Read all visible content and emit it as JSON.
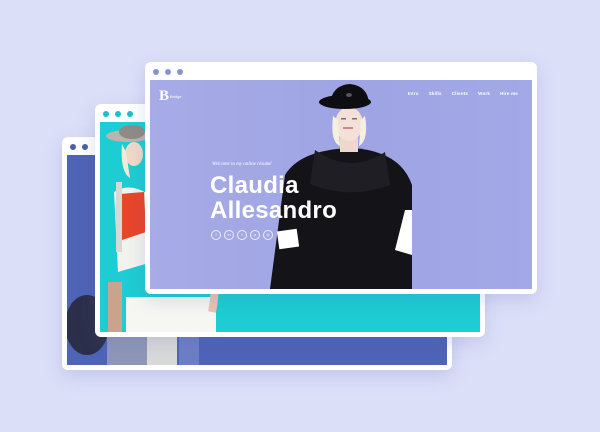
{
  "colors": {
    "background": "#dcdff8",
    "front_screen": "#a3a9e7",
    "middle_screen": "#1ccdd3",
    "back_screen": "#5066b8"
  },
  "front": {
    "logo_letter": "B",
    "logo_sub": "Bridge",
    "nav": [
      "Intro",
      "Skills",
      "Clients",
      "Work",
      "Hire me"
    ],
    "welcome": "Welcome to my online résumé",
    "name_line1": "Claudia",
    "name_line2": "Allesandro",
    "social_icons": [
      "facebook-icon",
      "linkedin-icon",
      "twitter-icon",
      "pinterest-icon",
      "instagram-icon"
    ],
    "social_glyphs": [
      "f",
      "in",
      "t",
      "p",
      "◎"
    ]
  }
}
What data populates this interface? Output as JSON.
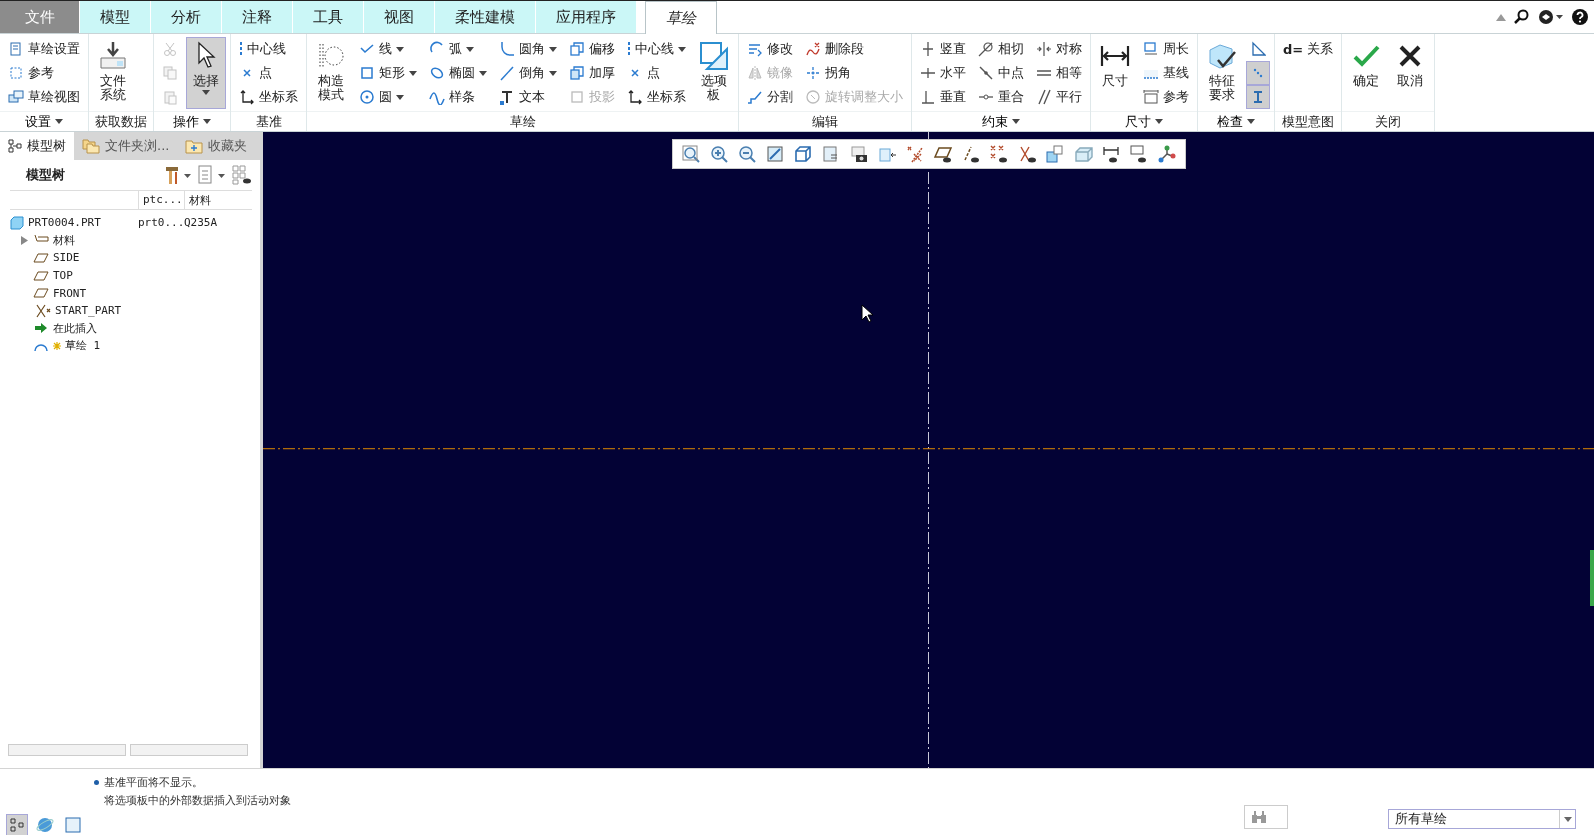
{
  "tabs": [
    {
      "label": "文件",
      "kind": "file",
      "selected": false
    },
    {
      "label": "模型",
      "kind": "tab",
      "selected": false
    },
    {
      "label": "分析",
      "kind": "tab",
      "selected": false
    },
    {
      "label": "注释",
      "kind": "tab",
      "selected": false
    },
    {
      "label": "工具",
      "kind": "tab",
      "selected": false
    },
    {
      "label": "视图",
      "kind": "tab",
      "selected": false
    },
    {
      "label": "柔性建模",
      "kind": "tab",
      "selected": false
    },
    {
      "label": "应用程序",
      "kind": "tab",
      "selected": false
    },
    {
      "label": "草绘",
      "kind": "tab",
      "selected": true
    }
  ],
  "ribbon": {
    "groups": [
      {
        "label": "设置",
        "menu": true,
        "columns": [
          {
            "tools": [
              {
                "kind": "small",
                "label": "草绘设置",
                "disabled": false,
                "dropdown": false
              },
              {
                "kind": "small",
                "label": "参考",
                "disabled": false,
                "dropdown": false
              },
              {
                "kind": "small",
                "label": "草绘视图",
                "disabled": false,
                "dropdown": false
              }
            ]
          }
        ]
      },
      {
        "label": "获取数据",
        "menu": false,
        "columns": [
          {
            "tools": [
              {
                "kind": "large",
                "label": "文件系统",
                "disabled": false,
                "dropdown": false,
                "selected": false
              }
            ]
          }
        ]
      },
      {
        "label": "操作",
        "menu": true,
        "columns": [
          {
            "tools": [
              {
                "kind": "icon",
                "disabled": true,
                "selected": false
              },
              {
                "kind": "icon",
                "disabled": true,
                "selected": false
              },
              {
                "kind": "icon",
                "disabled": true,
                "selected": false
              }
            ]
          },
          {
            "tools": [
              {
                "kind": "large",
                "label": "选择",
                "disabled": false,
                "dropdown": true,
                "selected": true
              }
            ]
          }
        ]
      },
      {
        "label": "基准",
        "menu": false,
        "columns": [
          {
            "tools": [
              {
                "kind": "small",
                "label": "中心线",
                "disabled": false,
                "dropdown": false
              },
              {
                "kind": "small",
                "label": "点",
                "disabled": false,
                "dropdown": false
              },
              {
                "kind": "small",
                "label": "坐标系",
                "disabled": false,
                "dropdown": false
              }
            ]
          }
        ]
      },
      {
        "label": "草绘",
        "menu": false,
        "columns": [
          {
            "tools": [
              {
                "kind": "large",
                "label": "构造模式",
                "disabled": false,
                "dropdown": false,
                "selected": false
              }
            ]
          },
          {
            "tools": [
              {
                "kind": "small",
                "label": "线",
                "disabled": false,
                "dropdown": true
              },
              {
                "kind": "small",
                "label": "矩形",
                "disabled": false,
                "dropdown": true
              },
              {
                "kind": "small",
                "label": "圆",
                "disabled": false,
                "dropdown": true
              }
            ]
          },
          {
            "tools": [
              {
                "kind": "small",
                "label": "弧",
                "disabled": false,
                "dropdown": true
              },
              {
                "kind": "small",
                "label": "椭圆",
                "disabled": false,
                "dropdown": true
              },
              {
                "kind": "small",
                "label": "样条",
                "disabled": false,
                "dropdown": false
              }
            ]
          },
          {
            "tools": [
              {
                "kind": "small",
                "label": "圆角",
                "disabled": false,
                "dropdown": true
              },
              {
                "kind": "small",
                "label": "倒角",
                "disabled": false,
                "dropdown": true
              },
              {
                "kind": "small",
                "label": "文本",
                "disabled": false,
                "dropdown": false
              }
            ]
          },
          {
            "tools": [
              {
                "kind": "small",
                "label": "偏移",
                "disabled": false,
                "dropdown": false
              },
              {
                "kind": "small",
                "label": "加厚",
                "disabled": false,
                "dropdown": false
              },
              {
                "kind": "small",
                "label": "投影",
                "disabled": true,
                "dropdown": false
              }
            ]
          },
          {
            "tools": [
              {
                "kind": "small",
                "label": "中心线",
                "disabled": false,
                "dropdown": true
              },
              {
                "kind": "small",
                "label": "点",
                "disabled": false,
                "dropdown": false
              },
              {
                "kind": "small",
                "label": "坐标系",
                "disabled": false,
                "dropdown": false
              }
            ]
          },
          {
            "tools": [
              {
                "kind": "large",
                "label": "选项板",
                "disabled": false,
                "dropdown": false,
                "selected": false
              }
            ]
          }
        ]
      },
      {
        "label": "编辑",
        "menu": false,
        "columns": [
          {
            "tools": [
              {
                "kind": "small",
                "label": "修改",
                "disabled": false,
                "dropdown": false
              },
              {
                "kind": "small",
                "label": "镜像",
                "disabled": true,
                "dropdown": false
              },
              {
                "kind": "small",
                "label": "分割",
                "disabled": false,
                "dropdown": false
              }
            ]
          },
          {
            "tools": [
              {
                "kind": "small",
                "label": "删除段",
                "disabled": false,
                "dropdown": false
              },
              {
                "kind": "small",
                "label": "拐角",
                "disabled": false,
                "dropdown": false
              },
              {
                "kind": "small",
                "label": "旋转调整大小",
                "disabled": true,
                "dropdown": false
              }
            ]
          }
        ]
      },
      {
        "label": "约束",
        "menu": true,
        "columns": [
          {
            "tools": [
              {
                "kind": "small",
                "label": "竖直",
                "disabled": false,
                "dropdown": false
              },
              {
                "kind": "small",
                "label": "水平",
                "disabled": false,
                "dropdown": false
              },
              {
                "kind": "small",
                "label": "垂直",
                "disabled": false,
                "dropdown": false
              }
            ]
          },
          {
            "tools": [
              {
                "kind": "small",
                "label": "相切",
                "disabled": false,
                "dropdown": false
              },
              {
                "kind": "small",
                "label": "中点",
                "disabled": false,
                "dropdown": false
              },
              {
                "kind": "small",
                "label": "重合",
                "disabled": false,
                "dropdown": false
              }
            ]
          },
          {
            "tools": [
              {
                "kind": "small",
                "label": "对称",
                "disabled": false,
                "dropdown": false
              },
              {
                "kind": "small",
                "label": "相等",
                "disabled": false,
                "dropdown": false
              },
              {
                "kind": "small",
                "label": "平行",
                "disabled": false,
                "dropdown": false
              }
            ]
          }
        ]
      },
      {
        "label": "尺寸",
        "menu": true,
        "columns": [
          {
            "tools": [
              {
                "kind": "large",
                "label": "尺寸",
                "disabled": false,
                "dropdown": false,
                "selected": false
              }
            ]
          },
          {
            "tools": [
              {
                "kind": "small",
                "label": "周长",
                "disabled": false,
                "dropdown": false
              },
              {
                "kind": "small",
                "label": "基线",
                "disabled": false,
                "dropdown": false
              },
              {
                "kind": "small",
                "label": "参考",
                "disabled": false,
                "dropdown": false
              }
            ]
          }
        ]
      },
      {
        "label": "检查",
        "menu": true,
        "columns": [
          {
            "tools": [
              {
                "kind": "large",
                "label": "特征要求",
                "disabled": false,
                "dropdown": false,
                "selected": false
              }
            ]
          },
          {
            "tools": [
              {
                "kind": "icon",
                "disabled": false,
                "selected": false
              },
              {
                "kind": "icon",
                "disabled": false,
                "selected": true
              },
              {
                "kind": "icon",
                "disabled": false,
                "selected": true
              }
            ]
          }
        ]
      },
      {
        "label": "模型意图",
        "menu": false,
        "columns": [
          {
            "tools": [
              {
                "kind": "glyph",
                "glyph": "d=",
                "label": "关系",
                "disabled": false,
                "dropdown": false
              }
            ]
          }
        ]
      },
      {
        "label": "关闭",
        "menu": false,
        "columns": [
          {
            "tools": [
              {
                "kind": "large",
                "label": "确定",
                "disabled": false,
                "dropdown": false,
                "selected": false
              }
            ]
          },
          {
            "tools": [
              {
                "kind": "large",
                "label": "取消",
                "disabled": false,
                "dropdown": false,
                "selected": false
              }
            ]
          }
        ]
      }
    ]
  },
  "panel": {
    "tabs": [
      {
        "label": "模型树",
        "selected": true
      },
      {
        "label": "文件夹浏...",
        "selected": false
      },
      {
        "label": "收藏夹",
        "selected": false
      }
    ],
    "title": "模型树",
    "columns": [
      "ptc...",
      "材料"
    ],
    "tree": [
      {
        "name": "PRT0004.PRT",
        "cells": [
          "prt0...",
          "Q235A"
        ],
        "children": [
          {
            "name": "材料",
            "expanded": false
          },
          {
            "name": "SIDE"
          },
          {
            "name": "TOP"
          },
          {
            "name": "FRONT"
          },
          {
            "name": "START_PART"
          },
          {
            "name": "在此插入"
          },
          {
            "name": "草绘 1"
          }
        ]
      }
    ]
  },
  "status_bar": {
    "messages": [
      {
        "text": "基准平面将不显示。",
        "bullet": true
      },
      {
        "text": "将选项板中的外部数据插入到活动对象",
        "bullet": false
      }
    ],
    "tools": [
      {
        "selected": true
      },
      {
        "selected": false
      },
      {
        "selected": false
      }
    ],
    "filter": {
      "value": "所有草绘"
    }
  }
}
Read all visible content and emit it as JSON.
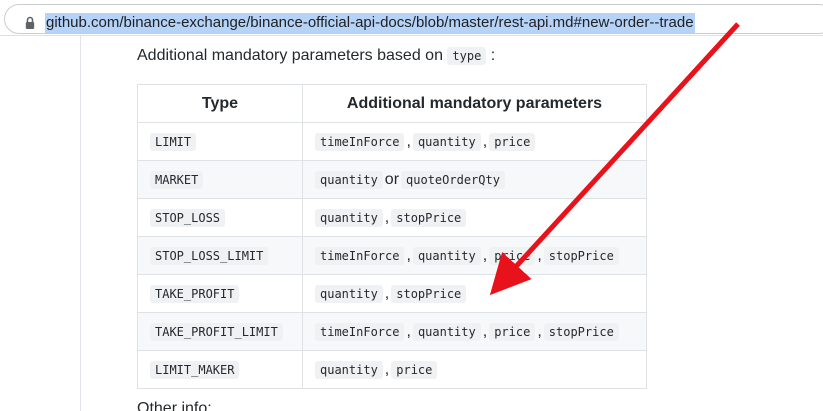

__Written instruction__:
Filter the entries and copy out every line with the word "text".

__Solved exercise__:
        "text": "基准平面将不显示。",
        "text": "将选项板中的外部数据插入到活动对象",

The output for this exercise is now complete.